Using the records below, locate all lines containing "หนาเฉล" and return them.
** START DATA SHOWN **
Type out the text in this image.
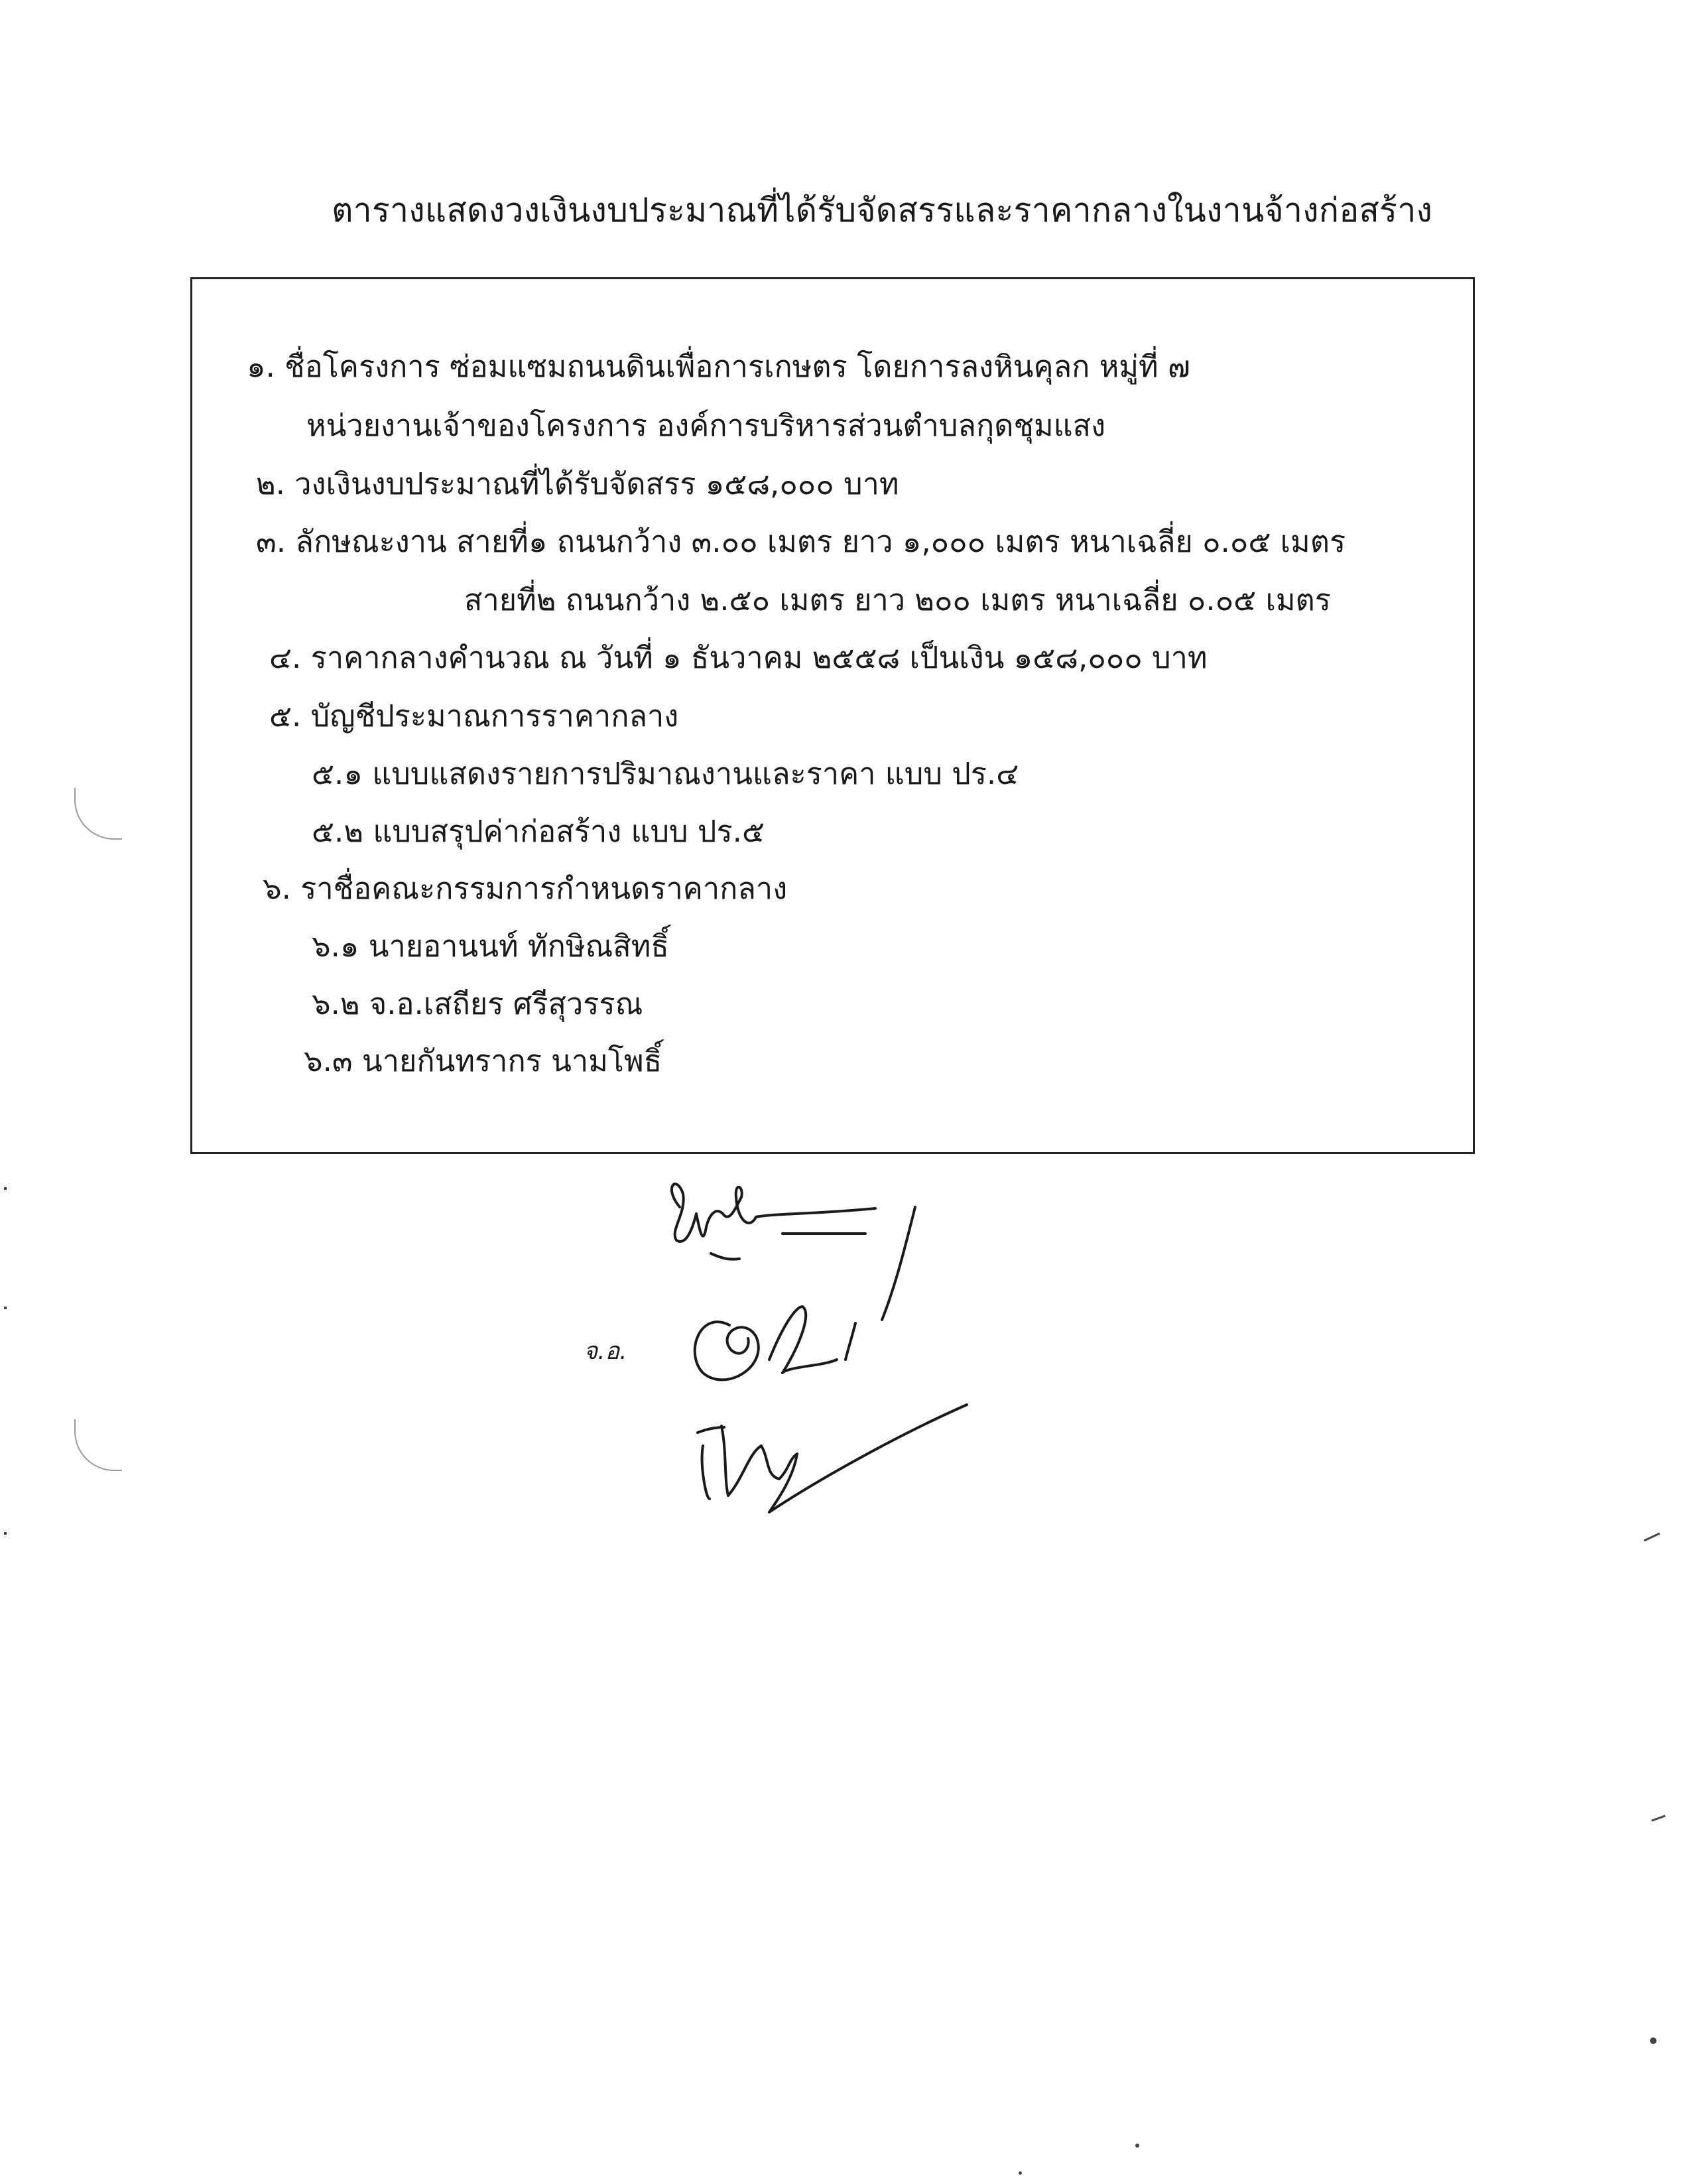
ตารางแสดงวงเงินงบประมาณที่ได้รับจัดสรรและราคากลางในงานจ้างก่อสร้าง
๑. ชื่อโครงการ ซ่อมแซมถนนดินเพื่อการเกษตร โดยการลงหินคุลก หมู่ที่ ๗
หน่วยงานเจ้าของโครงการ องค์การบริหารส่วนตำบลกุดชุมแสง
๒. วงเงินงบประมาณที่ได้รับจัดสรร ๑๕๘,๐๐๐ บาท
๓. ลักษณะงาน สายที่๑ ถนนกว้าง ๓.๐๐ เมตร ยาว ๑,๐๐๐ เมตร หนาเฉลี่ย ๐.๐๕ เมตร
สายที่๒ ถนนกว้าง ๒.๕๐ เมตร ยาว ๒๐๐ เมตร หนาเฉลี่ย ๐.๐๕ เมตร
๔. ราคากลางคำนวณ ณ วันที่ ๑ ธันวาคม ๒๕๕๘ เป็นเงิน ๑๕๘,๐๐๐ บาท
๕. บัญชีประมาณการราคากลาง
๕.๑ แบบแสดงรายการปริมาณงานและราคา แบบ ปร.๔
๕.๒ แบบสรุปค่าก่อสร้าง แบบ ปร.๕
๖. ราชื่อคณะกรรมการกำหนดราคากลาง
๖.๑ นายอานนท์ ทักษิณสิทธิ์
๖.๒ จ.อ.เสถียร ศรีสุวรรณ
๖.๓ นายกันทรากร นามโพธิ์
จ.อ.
** END DATA SHOWN **
▶ **ANSWER TO THE EXERCISE**
๓. ลักษณะงาน สายที่๑ ถนนกว้าง ๓.๐๐ เมตร ยาว ๑,๐๐๐ เมตร หนาเฉลี่ย ๐.๐๕ เมตร
สายที่๒ ถนนกว้าง ๒.๕๐ เมตร ยาว ๒๐๐ เมตร หนาเฉลี่ย ๐.๐๕ เมตร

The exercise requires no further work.